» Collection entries
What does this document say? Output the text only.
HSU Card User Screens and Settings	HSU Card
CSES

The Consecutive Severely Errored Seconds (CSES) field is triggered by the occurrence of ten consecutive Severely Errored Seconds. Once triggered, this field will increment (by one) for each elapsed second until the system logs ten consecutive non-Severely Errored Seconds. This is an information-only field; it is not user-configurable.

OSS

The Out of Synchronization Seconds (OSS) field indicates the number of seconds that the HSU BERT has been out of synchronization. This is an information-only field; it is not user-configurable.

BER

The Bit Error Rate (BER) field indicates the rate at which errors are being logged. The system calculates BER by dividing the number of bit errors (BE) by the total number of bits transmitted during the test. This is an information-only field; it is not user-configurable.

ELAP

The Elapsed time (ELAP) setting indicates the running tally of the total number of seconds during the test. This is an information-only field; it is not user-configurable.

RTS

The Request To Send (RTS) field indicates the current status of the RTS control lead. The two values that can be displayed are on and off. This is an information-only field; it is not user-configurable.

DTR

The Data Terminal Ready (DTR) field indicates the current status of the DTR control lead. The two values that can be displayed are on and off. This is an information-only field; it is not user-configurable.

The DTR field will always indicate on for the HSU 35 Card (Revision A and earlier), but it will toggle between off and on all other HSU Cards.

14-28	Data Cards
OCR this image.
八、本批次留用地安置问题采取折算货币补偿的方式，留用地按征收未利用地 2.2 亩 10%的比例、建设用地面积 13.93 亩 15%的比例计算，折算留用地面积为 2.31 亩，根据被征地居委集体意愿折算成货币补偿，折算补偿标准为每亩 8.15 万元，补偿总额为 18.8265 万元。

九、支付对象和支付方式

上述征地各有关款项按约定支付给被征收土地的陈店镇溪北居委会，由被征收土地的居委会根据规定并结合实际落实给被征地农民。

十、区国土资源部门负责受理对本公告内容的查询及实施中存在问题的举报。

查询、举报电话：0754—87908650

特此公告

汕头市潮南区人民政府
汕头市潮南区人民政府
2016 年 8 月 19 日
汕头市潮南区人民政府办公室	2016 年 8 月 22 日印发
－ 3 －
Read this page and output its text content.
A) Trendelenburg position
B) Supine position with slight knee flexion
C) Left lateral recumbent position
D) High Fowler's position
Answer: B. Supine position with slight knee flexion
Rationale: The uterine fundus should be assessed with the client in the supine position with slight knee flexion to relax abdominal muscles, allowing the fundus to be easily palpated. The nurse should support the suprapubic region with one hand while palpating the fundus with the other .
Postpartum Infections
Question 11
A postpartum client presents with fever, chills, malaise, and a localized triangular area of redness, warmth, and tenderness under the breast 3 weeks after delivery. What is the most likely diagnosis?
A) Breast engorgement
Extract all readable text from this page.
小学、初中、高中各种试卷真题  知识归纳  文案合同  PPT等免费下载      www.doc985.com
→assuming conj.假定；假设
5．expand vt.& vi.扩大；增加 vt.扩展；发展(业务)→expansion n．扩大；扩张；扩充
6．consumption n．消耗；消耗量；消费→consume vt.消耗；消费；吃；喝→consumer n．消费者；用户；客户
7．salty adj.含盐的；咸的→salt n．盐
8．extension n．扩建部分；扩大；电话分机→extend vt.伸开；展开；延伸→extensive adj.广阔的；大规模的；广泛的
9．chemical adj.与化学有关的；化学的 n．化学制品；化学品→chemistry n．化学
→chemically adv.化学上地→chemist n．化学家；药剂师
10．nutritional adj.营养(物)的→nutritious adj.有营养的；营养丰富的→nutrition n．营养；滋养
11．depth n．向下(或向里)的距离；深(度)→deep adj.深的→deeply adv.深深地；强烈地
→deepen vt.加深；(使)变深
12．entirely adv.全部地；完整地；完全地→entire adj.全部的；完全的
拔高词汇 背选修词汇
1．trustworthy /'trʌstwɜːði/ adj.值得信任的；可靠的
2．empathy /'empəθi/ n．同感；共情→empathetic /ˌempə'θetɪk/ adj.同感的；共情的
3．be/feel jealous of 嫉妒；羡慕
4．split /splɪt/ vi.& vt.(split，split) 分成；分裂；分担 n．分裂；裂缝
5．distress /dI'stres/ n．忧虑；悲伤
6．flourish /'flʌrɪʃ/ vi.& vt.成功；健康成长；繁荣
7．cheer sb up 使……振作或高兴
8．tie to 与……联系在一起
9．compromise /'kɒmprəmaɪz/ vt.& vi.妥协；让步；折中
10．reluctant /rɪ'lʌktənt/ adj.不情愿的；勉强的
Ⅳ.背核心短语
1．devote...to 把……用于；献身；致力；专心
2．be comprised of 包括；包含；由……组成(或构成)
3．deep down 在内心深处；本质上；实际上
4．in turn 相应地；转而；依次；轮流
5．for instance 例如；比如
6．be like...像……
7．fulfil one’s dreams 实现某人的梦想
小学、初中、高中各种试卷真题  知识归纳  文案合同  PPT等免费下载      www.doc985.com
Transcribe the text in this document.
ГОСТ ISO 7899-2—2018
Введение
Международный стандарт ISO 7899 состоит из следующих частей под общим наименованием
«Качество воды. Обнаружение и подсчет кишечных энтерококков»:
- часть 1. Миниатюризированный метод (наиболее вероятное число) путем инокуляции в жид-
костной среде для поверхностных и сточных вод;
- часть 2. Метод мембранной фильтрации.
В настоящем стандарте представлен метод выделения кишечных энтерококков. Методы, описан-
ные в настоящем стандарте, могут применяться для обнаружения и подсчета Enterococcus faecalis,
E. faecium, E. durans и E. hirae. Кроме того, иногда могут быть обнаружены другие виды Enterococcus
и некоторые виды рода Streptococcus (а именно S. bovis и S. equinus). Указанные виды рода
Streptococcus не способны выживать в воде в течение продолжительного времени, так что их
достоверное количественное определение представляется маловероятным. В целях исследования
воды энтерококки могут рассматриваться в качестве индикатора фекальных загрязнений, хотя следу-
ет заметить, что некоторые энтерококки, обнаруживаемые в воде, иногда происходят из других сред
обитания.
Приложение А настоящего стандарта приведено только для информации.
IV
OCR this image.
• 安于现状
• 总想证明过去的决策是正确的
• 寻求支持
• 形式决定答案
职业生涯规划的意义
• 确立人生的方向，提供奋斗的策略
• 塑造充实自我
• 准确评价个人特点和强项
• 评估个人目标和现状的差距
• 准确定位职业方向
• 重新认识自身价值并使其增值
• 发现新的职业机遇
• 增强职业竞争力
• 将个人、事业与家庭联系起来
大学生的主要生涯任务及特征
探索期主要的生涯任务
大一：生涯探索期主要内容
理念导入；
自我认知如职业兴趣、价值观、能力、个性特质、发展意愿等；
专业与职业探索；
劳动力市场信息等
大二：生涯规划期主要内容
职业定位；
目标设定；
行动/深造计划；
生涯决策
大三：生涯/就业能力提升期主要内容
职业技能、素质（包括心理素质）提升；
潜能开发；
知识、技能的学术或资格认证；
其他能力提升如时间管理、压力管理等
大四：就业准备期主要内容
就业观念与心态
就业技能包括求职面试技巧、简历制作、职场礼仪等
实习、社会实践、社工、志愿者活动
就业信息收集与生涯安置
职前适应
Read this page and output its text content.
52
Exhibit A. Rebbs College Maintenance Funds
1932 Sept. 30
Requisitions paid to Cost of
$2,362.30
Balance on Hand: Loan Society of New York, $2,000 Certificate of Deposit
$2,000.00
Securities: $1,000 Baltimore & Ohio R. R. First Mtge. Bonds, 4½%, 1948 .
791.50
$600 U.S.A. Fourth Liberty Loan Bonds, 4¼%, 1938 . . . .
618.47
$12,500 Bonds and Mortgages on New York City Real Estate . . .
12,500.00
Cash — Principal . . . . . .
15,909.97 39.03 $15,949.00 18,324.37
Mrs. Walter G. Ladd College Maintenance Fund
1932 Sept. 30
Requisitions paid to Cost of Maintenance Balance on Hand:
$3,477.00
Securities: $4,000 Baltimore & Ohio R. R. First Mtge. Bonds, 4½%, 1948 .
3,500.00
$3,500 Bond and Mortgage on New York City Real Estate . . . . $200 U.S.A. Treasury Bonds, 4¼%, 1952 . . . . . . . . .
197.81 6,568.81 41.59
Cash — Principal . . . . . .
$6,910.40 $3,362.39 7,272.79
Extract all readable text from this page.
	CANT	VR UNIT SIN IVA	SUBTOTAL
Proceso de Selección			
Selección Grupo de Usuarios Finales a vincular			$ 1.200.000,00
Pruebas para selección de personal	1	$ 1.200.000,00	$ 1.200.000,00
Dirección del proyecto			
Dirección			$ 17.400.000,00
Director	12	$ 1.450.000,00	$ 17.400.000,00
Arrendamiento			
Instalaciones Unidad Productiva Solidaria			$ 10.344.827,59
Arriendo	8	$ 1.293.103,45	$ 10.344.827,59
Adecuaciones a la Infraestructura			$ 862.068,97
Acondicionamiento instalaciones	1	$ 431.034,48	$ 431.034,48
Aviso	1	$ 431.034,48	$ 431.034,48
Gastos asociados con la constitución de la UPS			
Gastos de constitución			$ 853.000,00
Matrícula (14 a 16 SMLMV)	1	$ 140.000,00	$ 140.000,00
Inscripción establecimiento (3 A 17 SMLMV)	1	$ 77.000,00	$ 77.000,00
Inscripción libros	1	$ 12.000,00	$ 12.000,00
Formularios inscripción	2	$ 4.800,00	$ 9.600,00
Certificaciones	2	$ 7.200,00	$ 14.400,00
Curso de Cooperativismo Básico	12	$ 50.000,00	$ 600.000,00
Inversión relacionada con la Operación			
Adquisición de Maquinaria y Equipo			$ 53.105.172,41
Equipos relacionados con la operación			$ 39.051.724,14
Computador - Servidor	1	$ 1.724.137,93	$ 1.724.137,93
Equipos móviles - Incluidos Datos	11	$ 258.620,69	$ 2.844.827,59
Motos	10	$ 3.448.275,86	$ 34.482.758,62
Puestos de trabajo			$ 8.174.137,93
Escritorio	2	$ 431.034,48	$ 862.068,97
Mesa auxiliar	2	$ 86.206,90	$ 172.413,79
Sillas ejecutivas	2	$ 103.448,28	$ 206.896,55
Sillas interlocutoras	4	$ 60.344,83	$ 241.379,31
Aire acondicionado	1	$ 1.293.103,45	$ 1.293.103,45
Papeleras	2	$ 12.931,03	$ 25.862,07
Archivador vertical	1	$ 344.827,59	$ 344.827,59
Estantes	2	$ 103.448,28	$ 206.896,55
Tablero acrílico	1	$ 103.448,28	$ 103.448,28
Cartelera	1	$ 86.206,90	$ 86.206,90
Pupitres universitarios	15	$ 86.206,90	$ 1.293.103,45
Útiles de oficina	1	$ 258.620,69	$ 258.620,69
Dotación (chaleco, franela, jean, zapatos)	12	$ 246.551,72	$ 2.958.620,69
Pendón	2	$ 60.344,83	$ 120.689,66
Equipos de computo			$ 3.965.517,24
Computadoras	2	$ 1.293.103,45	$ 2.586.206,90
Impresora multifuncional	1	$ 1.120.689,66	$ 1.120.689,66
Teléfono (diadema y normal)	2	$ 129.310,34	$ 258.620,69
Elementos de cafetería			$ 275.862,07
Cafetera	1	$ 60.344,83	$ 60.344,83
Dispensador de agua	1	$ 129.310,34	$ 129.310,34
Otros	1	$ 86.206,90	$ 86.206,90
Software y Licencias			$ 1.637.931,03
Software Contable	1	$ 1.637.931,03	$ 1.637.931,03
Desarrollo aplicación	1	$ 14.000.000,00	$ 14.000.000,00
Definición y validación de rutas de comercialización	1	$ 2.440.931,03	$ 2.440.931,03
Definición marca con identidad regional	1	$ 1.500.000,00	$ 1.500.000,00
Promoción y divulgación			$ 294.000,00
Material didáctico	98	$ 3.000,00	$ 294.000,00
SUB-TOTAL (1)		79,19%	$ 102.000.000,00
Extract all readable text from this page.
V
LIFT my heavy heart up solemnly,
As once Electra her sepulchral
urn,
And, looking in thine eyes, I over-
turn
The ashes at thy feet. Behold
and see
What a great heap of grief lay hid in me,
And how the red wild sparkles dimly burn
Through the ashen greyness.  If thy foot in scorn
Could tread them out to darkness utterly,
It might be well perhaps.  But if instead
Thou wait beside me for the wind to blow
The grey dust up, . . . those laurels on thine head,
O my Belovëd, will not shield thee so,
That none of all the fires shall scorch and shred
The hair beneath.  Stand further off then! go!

» Task
Which lines contain the word "воде"? Copy each of them.

» Result below
Streptococcus не способны выживать в воде в течение продолжительного времени, так что их
ет заметить, что некоторые энтерококки, обнаруживаемые в воде, иногда происходят из других сред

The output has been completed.